◆ **Work instructions**: Find all the lines with "linear" and gather them.

═══ The input

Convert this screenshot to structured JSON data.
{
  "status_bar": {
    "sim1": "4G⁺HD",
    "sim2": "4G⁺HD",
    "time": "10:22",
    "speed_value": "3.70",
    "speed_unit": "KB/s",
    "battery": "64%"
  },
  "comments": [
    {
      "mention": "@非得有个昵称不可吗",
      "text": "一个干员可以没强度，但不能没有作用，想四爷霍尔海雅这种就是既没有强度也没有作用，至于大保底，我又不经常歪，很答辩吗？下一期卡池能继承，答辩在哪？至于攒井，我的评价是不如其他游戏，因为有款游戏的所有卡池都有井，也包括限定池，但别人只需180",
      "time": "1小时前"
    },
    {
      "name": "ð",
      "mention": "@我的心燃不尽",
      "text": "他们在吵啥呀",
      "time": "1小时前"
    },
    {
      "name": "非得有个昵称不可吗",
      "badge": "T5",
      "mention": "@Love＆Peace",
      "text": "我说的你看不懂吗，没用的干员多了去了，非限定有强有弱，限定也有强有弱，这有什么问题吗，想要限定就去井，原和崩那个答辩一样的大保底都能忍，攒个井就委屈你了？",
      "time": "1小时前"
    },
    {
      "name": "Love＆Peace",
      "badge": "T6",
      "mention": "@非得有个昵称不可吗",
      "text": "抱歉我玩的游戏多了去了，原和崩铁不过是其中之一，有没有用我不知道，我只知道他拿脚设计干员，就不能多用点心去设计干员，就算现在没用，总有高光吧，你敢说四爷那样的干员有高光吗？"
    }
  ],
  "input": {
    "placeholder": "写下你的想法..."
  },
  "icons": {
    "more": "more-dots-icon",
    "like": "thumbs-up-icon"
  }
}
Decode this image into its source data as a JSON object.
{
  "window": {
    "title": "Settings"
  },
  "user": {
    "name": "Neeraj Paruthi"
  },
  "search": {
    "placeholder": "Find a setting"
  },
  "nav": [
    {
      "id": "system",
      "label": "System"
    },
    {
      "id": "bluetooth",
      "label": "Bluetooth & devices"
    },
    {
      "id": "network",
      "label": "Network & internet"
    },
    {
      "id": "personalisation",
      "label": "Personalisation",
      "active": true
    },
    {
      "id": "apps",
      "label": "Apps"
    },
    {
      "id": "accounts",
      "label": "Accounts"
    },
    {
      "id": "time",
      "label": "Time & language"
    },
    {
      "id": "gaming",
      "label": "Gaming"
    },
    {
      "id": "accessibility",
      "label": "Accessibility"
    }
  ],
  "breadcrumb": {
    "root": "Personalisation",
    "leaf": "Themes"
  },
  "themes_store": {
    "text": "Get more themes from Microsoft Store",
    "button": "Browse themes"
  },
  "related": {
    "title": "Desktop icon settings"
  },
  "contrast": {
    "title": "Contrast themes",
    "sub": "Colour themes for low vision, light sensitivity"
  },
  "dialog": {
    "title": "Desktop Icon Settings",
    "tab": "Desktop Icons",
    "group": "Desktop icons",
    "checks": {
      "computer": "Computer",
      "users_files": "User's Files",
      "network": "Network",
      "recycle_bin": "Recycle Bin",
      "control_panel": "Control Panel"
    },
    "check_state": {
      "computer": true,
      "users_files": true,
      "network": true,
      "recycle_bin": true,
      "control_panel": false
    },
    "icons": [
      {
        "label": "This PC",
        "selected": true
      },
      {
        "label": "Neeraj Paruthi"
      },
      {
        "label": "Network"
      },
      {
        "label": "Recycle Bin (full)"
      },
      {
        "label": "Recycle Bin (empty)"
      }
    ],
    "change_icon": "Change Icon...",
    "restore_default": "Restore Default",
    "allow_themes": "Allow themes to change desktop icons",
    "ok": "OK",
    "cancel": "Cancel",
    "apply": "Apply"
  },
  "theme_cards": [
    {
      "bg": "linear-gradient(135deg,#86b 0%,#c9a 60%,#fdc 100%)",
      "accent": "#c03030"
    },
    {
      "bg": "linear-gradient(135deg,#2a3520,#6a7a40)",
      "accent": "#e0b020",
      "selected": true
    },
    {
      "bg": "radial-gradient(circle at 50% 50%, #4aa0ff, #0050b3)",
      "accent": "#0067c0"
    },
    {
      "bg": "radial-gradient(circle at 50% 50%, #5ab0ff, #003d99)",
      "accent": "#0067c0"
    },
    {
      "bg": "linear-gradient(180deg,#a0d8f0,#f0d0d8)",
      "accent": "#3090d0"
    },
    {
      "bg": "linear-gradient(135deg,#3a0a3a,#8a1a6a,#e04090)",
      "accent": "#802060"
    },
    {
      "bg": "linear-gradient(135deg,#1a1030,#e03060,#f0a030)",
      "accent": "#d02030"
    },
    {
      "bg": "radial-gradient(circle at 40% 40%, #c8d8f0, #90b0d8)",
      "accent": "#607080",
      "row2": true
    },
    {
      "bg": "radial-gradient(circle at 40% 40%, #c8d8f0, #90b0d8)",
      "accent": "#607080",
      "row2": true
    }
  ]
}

══════

◆ **The solution**:
      "bg": "linear-gradient(135deg,#86b 0%,#c9a 60%,#fdc 100%)",
      "bg": "linear-gradient(135deg,#2a3520,#6a7a40)",
      "bg": "linear-gradient(180deg,#a0d8f0,#f0d0d8)",
      "bg": "linear-gradient(135deg,#3a0a3a,#8a1a6a,#e04090)",
      "bg": "linear-gradient(135deg,#1a1030,#e03060,#f0a030)",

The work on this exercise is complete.